> **Stated goal**: Copy out all of the data below with no alterations.

> **Items**:
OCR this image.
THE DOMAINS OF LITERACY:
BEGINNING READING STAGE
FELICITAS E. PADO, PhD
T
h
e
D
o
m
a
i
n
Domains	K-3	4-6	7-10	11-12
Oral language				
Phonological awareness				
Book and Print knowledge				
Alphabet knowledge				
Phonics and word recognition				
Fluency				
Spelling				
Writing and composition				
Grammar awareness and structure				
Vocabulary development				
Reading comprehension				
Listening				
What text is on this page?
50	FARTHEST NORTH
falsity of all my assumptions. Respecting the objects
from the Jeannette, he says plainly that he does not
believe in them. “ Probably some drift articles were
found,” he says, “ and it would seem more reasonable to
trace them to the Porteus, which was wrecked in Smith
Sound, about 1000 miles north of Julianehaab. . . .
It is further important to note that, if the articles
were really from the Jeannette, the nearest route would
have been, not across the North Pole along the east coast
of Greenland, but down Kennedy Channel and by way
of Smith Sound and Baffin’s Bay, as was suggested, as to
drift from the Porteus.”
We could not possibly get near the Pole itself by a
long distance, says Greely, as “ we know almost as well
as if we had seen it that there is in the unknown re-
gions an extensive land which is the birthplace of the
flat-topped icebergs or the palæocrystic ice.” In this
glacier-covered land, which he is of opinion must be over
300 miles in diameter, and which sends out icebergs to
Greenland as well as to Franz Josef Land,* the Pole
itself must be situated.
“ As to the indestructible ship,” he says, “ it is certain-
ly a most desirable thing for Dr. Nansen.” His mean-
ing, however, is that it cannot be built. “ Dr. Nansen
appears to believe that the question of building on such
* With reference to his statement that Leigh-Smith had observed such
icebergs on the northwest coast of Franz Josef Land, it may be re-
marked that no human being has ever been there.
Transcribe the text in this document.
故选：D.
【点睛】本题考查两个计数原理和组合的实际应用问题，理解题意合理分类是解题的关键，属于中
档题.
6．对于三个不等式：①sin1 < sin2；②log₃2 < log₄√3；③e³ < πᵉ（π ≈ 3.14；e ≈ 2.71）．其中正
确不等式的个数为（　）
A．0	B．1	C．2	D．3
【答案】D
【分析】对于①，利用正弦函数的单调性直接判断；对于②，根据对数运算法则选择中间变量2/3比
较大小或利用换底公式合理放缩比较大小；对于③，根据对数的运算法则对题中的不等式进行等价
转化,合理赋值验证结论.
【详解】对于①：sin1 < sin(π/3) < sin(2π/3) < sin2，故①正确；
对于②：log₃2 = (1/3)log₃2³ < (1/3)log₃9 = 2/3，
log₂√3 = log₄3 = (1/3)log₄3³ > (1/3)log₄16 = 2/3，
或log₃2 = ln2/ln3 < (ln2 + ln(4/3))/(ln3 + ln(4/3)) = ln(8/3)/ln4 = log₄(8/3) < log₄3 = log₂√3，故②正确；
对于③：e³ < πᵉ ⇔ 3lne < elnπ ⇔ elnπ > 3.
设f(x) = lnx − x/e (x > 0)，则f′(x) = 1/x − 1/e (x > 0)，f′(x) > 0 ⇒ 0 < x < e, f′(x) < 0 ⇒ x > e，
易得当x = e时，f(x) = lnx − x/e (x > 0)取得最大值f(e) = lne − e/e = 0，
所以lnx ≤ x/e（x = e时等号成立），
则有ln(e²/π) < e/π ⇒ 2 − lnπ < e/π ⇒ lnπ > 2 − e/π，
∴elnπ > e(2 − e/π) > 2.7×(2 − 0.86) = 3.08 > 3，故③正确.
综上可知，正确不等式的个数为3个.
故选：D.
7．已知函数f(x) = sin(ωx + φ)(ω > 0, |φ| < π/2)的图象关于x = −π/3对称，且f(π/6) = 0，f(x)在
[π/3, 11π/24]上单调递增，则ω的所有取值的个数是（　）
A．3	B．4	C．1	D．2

> **Final result**:
OCR this image.
THE DOMAINS OF LITERACY:
BEGINNING READING STAGE
FELICITAS E. PADO, PhD
T
h
e
D
o
m
a
i
n
Domains	K-3	4-6	7-10	11-12
Oral language				
Phonological awareness				
Book and Print knowledge				
Alphabet knowledge				
Phonics and word recognition				
Fluency				
Spelling				
Writing and composition				
Grammar awareness and structure				
Vocabulary development				
Reading comprehension				
Listening				
What text is on this page?
50	FARTHEST NORTH
falsity of all my assumptions. Respecting the objects
from the Jeannette, he says plainly that he does not
believe in them. “ Probably some drift articles were
found,” he says, “ and it would seem more reasonable to
trace them to the Porteus, which was wrecked in Smith
Sound, about 1000 miles north of Julianehaab. . . .
It is further important to note that, if the articles
were really from the Jeannette, the nearest route would
have been, not across the North Pole along the east coast
of Greenland, but down Kennedy Channel and by way
of Smith Sound and Baffin’s Bay, as was suggested, as to
drift from the Porteus.”
We could not possibly get near the Pole itself by a
long distance, says Greely, as “ we know almost as well
as if we had seen it that there is in the unknown re-
gions an extensive land which is the birthplace of the
flat-topped icebergs or the palæocrystic ice.” In this
glacier-covered land, which he is of opinion must be over
300 miles in diameter, and which sends out icebergs to
Greenland as well as to Franz Josef Land,* the Pole
itself must be situated.
“ As to the indestructible ship,” he says, “ it is certain-
ly a most desirable thing for Dr. Nansen.” His mean-
ing, however, is that it cannot be built. “ Dr. Nansen
appears to believe that the question of building on such
* With reference to his statement that Leigh-Smith had observed such
icebergs on the northwest coast of Franz Josef Land, it may be re-
marked that no human being has ever been there.
Transcribe the text in this document.
故选：D.
【点睛】本题考查两个计数原理和组合的实际应用问题，理解题意合理分类是解题的关键，属于中
档题.
6．对于三个不等式：①sin1 < sin2；②log₃2 < log₄√3；③e³ < πᵉ（π ≈ 3.14；e ≈ 2.71）．其中正
确不等式的个数为（　）
A．0	B．1	C．2	D．3
【答案】D
【分析】对于①，利用正弦函数的单调性直接判断；对于②，根据对数运算法则选择中间变量2/3比
较大小或利用换底公式合理放缩比较大小；对于③，根据对数的运算法则对题中的不等式进行等价
转化,合理赋值验证结论.
【详解】对于①：sin1 < sin(π/3) < sin(2π/3) < sin2，故①正确；
对于②：log₃2 = (1/3)log₃2³ < (1/3)log₃9 = 2/3，
log₂√3 = log₄3 = (1/3)log₄3³ > (1/3)log₄16 = 2/3，
或log₃2 = ln2/ln3 < (ln2 + ln(4/3))/(ln3 + ln(4/3)) = ln(8/3)/ln4 = log₄(8/3) < log₄3 = log₂√3，故②正确；
对于③：e³ < πᵉ ⇔ 3lne < elnπ ⇔ elnπ > 3.
设f(x) = lnx − x/e (x > 0)，则f′(x) = 1/x − 1/e (x > 0)，f′(x) > 0 ⇒ 0 < x < e, f′(x) < 0 ⇒ x > e，
易得当x = e时，f(x) = lnx − x/e (x > 0)取得最大值f(e) = lne − e/e = 0，
所以lnx ≤ x/e（x = e时等号成立），
则有ln(e²/π) < e/π ⇒ 2 − lnπ < e/π ⇒ lnπ > 2 − e/π，
∴elnπ > e(2 − e/π) > 2.7×(2 − 0.86) = 3.08 > 3，故③正确.
综上可知，正确不等式的个数为3个.
故选：D.
7．已知函数f(x) = sin(ωx + φ)(ω > 0, |φ| < π/2)的图象关于x = −π/3对称，且f(π/6) = 0，f(x)在
[π/3, 11π/24]上单调递增，则ω的所有取值的个数是（　）
A．3	B．4	C．1	D．2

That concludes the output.